*EXERCISE DETAILS*. Take the line that contains "Extract all readable text from this page." and every line after it in the material below, and quote them exactly.
▶
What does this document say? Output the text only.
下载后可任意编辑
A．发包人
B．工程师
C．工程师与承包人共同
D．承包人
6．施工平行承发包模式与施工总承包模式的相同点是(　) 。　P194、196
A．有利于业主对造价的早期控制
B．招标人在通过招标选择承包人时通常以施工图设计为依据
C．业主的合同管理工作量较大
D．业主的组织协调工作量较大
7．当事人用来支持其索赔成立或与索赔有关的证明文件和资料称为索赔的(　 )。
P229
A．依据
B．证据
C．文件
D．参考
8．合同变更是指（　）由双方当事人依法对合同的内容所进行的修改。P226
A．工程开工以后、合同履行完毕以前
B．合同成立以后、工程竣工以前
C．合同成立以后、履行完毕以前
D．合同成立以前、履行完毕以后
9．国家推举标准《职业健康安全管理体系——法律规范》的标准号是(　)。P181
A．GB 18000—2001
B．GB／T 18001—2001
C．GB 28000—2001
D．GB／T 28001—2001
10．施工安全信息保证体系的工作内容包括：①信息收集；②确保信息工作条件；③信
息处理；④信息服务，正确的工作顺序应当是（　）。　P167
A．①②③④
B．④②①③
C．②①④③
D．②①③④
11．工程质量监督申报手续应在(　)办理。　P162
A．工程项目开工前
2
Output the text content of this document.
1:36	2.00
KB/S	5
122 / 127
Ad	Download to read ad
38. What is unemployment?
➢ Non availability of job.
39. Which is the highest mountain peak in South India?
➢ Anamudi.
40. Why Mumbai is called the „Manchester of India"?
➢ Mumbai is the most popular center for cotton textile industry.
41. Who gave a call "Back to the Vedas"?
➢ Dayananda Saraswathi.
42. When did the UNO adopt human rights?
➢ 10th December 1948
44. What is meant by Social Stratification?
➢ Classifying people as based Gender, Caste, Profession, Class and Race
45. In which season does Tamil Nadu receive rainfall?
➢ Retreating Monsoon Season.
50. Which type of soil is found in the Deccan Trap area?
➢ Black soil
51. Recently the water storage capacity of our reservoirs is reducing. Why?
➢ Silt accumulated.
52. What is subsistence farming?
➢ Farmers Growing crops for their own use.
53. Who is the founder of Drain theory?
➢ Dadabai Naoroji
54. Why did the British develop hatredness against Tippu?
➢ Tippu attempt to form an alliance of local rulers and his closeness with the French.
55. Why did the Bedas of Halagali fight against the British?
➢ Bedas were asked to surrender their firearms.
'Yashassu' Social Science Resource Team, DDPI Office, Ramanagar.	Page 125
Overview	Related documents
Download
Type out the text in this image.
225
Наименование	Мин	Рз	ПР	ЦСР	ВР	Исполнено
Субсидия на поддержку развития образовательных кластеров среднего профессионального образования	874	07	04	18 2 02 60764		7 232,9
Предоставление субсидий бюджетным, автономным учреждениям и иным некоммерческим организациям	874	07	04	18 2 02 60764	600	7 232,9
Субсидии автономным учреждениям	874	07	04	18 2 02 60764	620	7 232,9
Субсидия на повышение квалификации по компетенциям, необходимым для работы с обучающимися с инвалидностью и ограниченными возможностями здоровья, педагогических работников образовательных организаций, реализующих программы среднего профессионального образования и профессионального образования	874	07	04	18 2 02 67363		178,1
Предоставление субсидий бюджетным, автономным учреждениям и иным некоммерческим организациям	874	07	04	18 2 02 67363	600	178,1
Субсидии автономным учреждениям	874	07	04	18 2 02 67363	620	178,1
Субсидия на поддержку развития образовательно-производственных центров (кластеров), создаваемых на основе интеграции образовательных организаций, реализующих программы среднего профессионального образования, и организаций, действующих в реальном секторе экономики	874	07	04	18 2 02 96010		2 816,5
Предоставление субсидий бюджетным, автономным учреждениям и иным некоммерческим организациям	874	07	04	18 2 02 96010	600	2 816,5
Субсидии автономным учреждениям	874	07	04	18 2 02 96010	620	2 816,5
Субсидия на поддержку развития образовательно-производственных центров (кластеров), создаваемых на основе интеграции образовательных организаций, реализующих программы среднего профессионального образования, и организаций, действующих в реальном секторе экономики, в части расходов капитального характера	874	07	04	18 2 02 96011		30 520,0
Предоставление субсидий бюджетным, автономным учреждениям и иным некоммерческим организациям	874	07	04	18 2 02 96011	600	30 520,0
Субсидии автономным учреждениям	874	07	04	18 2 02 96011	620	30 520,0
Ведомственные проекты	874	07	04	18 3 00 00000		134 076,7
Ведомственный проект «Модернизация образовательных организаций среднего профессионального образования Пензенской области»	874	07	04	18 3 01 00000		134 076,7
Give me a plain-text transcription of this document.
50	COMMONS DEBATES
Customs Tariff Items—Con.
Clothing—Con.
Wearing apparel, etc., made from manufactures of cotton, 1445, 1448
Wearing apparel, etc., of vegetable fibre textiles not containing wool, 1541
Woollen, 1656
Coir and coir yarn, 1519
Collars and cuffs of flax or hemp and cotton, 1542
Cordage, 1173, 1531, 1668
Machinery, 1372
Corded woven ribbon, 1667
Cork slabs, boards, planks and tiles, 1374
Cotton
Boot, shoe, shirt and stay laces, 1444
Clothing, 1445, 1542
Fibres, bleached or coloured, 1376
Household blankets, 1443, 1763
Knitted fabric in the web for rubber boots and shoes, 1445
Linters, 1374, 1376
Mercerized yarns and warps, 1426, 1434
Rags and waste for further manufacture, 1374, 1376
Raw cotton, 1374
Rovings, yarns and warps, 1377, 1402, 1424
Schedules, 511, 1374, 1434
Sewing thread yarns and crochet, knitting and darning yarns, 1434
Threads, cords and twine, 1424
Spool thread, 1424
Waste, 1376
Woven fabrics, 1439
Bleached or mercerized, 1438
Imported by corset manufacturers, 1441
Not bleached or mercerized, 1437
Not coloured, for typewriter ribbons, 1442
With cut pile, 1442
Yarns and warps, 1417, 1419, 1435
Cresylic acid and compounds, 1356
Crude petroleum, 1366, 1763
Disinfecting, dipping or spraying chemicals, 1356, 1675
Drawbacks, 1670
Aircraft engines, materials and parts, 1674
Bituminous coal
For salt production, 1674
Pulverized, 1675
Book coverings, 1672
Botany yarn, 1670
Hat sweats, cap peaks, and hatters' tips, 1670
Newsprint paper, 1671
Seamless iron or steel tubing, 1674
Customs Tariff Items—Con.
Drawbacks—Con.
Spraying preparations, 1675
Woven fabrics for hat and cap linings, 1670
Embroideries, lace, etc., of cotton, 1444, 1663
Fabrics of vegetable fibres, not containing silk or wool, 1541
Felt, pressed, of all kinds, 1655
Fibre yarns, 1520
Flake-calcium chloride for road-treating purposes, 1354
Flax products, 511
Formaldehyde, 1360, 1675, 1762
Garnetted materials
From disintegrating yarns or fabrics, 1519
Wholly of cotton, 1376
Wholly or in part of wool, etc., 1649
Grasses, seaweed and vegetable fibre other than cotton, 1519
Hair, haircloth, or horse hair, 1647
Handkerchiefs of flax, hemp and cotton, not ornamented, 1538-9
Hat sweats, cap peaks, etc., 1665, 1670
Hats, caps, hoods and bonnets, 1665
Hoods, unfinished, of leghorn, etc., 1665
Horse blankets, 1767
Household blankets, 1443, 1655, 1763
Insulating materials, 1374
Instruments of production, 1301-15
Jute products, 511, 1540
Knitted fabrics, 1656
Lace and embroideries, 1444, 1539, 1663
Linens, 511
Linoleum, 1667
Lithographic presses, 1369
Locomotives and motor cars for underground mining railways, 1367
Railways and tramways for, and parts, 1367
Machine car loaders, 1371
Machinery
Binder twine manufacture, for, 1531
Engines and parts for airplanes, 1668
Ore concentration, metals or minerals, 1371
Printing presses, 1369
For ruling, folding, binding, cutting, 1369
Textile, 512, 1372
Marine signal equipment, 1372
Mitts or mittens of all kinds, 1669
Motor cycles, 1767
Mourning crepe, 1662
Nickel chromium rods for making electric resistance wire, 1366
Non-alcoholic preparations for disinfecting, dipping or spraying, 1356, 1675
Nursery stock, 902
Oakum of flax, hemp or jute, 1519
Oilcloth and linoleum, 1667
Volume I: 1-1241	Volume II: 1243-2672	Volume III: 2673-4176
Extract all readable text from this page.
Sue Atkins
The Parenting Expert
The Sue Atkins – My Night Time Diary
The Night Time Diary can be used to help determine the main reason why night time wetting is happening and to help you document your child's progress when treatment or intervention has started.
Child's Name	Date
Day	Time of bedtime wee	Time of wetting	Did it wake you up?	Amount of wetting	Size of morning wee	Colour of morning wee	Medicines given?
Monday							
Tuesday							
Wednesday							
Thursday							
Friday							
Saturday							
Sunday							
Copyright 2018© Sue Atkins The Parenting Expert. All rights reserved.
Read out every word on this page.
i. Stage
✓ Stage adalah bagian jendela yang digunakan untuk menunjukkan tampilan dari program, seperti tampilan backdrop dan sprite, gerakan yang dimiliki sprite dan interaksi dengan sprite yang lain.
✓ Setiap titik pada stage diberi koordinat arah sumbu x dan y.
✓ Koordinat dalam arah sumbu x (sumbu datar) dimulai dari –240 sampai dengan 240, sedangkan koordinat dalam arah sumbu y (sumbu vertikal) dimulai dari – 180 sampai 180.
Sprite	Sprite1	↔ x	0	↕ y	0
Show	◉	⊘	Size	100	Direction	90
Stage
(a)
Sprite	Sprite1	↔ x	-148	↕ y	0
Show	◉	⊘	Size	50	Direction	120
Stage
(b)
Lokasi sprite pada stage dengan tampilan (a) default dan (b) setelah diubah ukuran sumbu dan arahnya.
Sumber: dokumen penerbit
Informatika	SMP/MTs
◀
*SOLUTION TO THE PROBLEM*.
Extract all readable text from this page.
Sue Atkins
The Parenting Expert
The Sue Atkins – My Night Time Diary
The Night Time Diary can be used to help determine the main reason why night time wetting is happening and to help you document your child's progress when treatment or intervention has started.
Child's Name	Date
Day	Time of bedtime wee	Time of wetting	Did it wake you up?	Amount of wetting	Size of morning wee	Colour of morning wee	Medicines given?
Monday							
Tuesday							
Wednesday							
Thursday							
Friday							
Saturday							
Sunday							
Copyright 2018© Sue Atkins The Parenting Expert. All rights reserved.
Read out every word on this page.
i. Stage
✓ Stage adalah bagian jendela yang digunakan untuk menunjukkan tampilan dari program, seperti tampilan backdrop dan sprite, gerakan yang dimiliki sprite dan interaksi dengan sprite yang lain.
✓ Setiap titik pada stage diberi koordinat arah sumbu x dan y.
✓ Koordinat dalam arah sumbu x (sumbu datar) dimulai dari –240 sampai dengan 240, sedangkan koordinat dalam arah sumbu y (sumbu vertikal) dimulai dari – 180 sampai 180.
Sprite	Sprite1	↔ x	0	↕ y	0
Show	◉	⊘	Size	100	Direction	90
Stage
(a)
Sprite	Sprite1	↔ x	-148	↕ y	0
Show	◉	⊘	Size	50	Direction	120
Stage
(b)
Lokasi sprite pada stage dengan tampilan (a) default dan (b) setelah diubah ukuran sumbu dan arahnya.
Sumber: dokumen penerbit
Informatika	SMP/MTs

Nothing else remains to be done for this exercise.